DATASET EXTRACT —
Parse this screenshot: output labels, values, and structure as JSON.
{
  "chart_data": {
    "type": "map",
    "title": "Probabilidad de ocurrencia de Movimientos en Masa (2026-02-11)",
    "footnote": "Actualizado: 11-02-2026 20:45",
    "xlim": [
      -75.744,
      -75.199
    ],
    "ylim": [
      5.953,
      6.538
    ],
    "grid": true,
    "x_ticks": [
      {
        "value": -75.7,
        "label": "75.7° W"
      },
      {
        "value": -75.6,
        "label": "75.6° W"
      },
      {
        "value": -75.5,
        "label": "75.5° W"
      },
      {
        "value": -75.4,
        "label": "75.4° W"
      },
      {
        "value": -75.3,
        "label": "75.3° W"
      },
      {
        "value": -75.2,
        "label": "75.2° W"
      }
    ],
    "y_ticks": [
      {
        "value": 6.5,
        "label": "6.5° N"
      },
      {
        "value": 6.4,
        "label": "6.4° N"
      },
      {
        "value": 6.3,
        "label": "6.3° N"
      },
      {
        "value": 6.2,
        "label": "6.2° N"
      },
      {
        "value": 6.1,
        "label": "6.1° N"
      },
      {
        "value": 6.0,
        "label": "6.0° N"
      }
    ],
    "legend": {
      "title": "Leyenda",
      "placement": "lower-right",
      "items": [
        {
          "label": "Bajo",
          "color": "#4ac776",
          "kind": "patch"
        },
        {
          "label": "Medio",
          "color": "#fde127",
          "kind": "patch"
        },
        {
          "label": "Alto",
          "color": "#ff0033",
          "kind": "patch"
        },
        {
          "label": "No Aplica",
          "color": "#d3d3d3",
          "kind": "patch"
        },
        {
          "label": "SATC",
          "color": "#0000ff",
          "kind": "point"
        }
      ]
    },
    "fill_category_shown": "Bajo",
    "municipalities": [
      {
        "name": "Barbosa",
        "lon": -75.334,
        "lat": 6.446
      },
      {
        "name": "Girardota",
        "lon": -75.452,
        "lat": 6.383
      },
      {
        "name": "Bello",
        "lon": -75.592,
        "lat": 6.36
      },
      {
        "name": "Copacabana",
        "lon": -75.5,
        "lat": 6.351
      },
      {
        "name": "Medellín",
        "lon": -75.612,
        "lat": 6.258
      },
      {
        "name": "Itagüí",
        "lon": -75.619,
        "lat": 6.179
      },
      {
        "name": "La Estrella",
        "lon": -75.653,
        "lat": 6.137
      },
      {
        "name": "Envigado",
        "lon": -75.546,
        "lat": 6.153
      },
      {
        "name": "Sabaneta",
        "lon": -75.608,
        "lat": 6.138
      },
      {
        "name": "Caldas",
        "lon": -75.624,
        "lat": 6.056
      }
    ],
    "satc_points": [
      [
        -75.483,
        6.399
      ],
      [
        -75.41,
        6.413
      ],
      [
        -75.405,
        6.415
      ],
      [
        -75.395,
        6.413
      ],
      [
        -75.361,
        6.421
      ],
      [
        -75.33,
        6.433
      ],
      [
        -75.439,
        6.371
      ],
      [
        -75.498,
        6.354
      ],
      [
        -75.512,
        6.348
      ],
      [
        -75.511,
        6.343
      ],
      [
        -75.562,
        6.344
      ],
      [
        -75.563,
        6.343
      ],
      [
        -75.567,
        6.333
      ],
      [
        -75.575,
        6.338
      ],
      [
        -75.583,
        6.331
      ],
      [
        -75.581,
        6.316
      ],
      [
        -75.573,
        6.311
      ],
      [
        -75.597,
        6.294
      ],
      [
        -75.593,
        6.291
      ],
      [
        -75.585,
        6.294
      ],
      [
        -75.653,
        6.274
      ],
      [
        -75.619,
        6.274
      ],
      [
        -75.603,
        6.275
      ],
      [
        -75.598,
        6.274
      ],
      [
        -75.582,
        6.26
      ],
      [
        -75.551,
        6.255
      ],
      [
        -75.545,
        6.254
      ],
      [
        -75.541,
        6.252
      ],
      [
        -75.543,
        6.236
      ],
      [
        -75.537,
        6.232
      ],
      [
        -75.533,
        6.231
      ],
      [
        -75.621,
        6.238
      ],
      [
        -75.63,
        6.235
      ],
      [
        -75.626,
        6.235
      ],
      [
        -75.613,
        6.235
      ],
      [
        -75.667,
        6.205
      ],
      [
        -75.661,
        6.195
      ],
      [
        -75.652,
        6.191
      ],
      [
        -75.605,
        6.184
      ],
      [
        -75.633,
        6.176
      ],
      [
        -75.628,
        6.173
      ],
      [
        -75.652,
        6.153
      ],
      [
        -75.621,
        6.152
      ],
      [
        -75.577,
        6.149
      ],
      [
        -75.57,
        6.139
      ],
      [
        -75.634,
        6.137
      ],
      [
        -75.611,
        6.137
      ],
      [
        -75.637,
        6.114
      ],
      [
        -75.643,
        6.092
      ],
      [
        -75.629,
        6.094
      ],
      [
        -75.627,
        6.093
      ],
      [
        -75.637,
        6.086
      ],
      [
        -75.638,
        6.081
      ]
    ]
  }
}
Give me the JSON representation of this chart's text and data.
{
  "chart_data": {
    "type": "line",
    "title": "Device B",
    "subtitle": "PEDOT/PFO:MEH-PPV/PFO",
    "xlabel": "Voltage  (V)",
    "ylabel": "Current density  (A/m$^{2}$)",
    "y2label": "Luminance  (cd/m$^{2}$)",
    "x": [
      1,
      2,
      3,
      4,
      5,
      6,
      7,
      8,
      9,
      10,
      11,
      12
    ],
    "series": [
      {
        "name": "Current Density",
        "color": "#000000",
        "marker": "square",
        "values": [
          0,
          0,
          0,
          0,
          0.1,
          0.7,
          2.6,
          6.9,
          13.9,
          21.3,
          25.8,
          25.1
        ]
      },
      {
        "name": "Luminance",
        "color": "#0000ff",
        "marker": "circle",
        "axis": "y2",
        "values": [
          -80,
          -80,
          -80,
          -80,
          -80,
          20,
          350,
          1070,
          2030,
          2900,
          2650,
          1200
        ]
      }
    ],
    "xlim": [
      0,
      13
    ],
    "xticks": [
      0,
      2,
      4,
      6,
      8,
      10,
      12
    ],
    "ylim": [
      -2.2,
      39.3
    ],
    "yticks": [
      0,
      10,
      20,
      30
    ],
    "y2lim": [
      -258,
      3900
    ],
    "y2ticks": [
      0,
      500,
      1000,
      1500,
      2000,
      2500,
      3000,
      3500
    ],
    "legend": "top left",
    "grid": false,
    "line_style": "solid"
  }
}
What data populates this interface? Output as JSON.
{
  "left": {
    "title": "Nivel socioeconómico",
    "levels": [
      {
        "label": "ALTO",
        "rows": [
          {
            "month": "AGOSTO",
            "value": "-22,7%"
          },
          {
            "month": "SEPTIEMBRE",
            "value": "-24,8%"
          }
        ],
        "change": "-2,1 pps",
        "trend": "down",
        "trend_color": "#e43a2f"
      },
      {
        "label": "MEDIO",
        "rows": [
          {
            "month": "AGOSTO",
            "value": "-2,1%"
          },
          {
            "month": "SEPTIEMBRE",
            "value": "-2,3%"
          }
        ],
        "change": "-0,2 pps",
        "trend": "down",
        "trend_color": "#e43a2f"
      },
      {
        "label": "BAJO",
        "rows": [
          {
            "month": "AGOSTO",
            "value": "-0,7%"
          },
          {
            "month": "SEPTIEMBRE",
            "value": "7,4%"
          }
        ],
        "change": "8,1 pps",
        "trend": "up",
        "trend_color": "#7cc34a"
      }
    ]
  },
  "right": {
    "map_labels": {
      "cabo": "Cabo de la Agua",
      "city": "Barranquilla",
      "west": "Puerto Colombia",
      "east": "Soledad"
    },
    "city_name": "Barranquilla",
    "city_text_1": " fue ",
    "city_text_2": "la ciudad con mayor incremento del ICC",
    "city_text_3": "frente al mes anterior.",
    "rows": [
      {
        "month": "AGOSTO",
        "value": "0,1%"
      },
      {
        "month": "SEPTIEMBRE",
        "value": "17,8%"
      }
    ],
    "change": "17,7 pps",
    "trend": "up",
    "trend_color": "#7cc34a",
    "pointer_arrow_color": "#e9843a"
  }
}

WORK TO DO — Return the lines of the records that include the string "Barranquilla".

FINAL RESULT —
      "city": "Barranquilla",
    "city_name": "Barranquilla",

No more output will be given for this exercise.